» INPUT DATA
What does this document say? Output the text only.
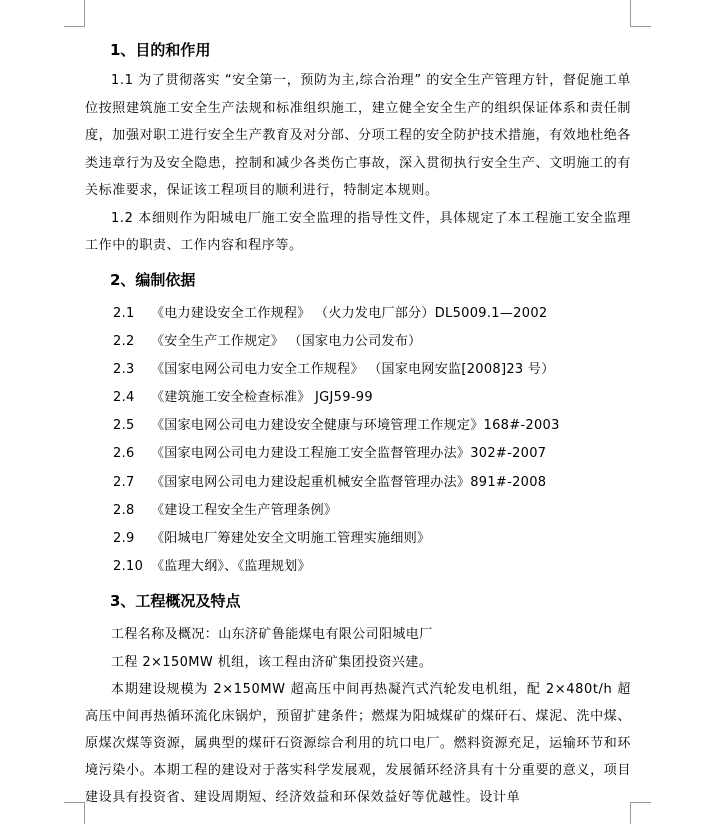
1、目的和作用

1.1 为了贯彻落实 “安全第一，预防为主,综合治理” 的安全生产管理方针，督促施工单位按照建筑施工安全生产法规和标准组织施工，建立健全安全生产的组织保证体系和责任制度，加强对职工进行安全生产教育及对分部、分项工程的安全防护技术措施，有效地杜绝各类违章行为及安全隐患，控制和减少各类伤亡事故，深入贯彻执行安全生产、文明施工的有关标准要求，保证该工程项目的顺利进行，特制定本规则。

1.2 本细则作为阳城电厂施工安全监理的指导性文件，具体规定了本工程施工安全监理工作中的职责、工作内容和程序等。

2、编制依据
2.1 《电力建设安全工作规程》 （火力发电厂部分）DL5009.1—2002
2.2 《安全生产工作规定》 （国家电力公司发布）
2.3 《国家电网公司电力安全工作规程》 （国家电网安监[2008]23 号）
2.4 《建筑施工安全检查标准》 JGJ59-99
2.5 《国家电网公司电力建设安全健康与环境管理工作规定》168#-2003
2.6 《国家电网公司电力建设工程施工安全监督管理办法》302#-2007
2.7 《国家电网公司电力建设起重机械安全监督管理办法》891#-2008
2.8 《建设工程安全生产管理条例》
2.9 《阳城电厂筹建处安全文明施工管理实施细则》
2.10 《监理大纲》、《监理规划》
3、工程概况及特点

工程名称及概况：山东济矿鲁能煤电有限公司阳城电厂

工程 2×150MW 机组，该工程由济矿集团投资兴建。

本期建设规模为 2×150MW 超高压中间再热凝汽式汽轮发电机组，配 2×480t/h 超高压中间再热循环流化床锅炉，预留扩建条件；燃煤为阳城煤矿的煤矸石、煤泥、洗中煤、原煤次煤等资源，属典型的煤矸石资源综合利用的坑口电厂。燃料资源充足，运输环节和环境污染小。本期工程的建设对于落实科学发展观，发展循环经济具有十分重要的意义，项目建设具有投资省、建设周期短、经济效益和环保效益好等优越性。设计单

» WHAT TO PRODUCE
Each line above is to be copied verbatim. Drop any image from the copy.

» CORRECT RESULT
What does this document say? Output the text only.
1、目的和作用

1.1 为了贯彻落实 “安全第一，预防为主,综合治理” 的安全生产管理方针，督促施工单位按照建筑施工安全生产法规和标准组织施工，建立健全安全生产的组织保证体系和责任制度，加强对职工进行安全生产教育及对分部、分项工程的安全防护技术措施，有效地杜绝各类违章行为及安全隐患，控制和减少各类伤亡事故，深入贯彻执行安全生产、文明施工的有关标准要求，保证该工程项目的顺利进行，特制定本规则。

1.2 本细则作为阳城电厂施工安全监理的指导性文件，具体规定了本工程施工安全监理工作中的职责、工作内容和程序等。

2、编制依据
2.1 《电力建设安全工作规程》 （火力发电厂部分）DL5009.1—2002
2.2 《安全生产工作规定》 （国家电力公司发布）
2.3 《国家电网公司电力安全工作规程》 （国家电网安监[2008]23 号）
2.4 《建筑施工安全检查标准》 JGJ59-99
2.5 《国家电网公司电力建设安全健康与环境管理工作规定》168#-2003
2.6 《国家电网公司电力建设工程施工安全监督管理办法》302#-2007
2.7 《国家电网公司电力建设起重机械安全监督管理办法》891#-2008
2.8 《建设工程安全生产管理条例》
2.9 《阳城电厂筹建处安全文明施工管理实施细则》
2.10 《监理大纲》、《监理规划》
3、工程概况及特点

工程名称及概况：山东济矿鲁能煤电有限公司阳城电厂

工程 2×150MW 机组，该工程由济矿集团投资兴建。

本期建设规模为 2×150MW 超高压中间再热凝汽式汽轮发电机组，配 2×480t/h 超高压中间再热循环流化床锅炉，预留扩建条件；燃煤为阳城煤矿的煤矸石、煤泥、洗中煤、原煤次煤等资源，属典型的煤矸石资源综合利用的坑口电厂。燃料资源充足，运输环节和环境污染小。本期工程的建设对于落实科学发展观，发展循环经济具有十分重要的意义，项目建设具有投资省、建设周期短、经济效益和环保效益好等优越性。设计单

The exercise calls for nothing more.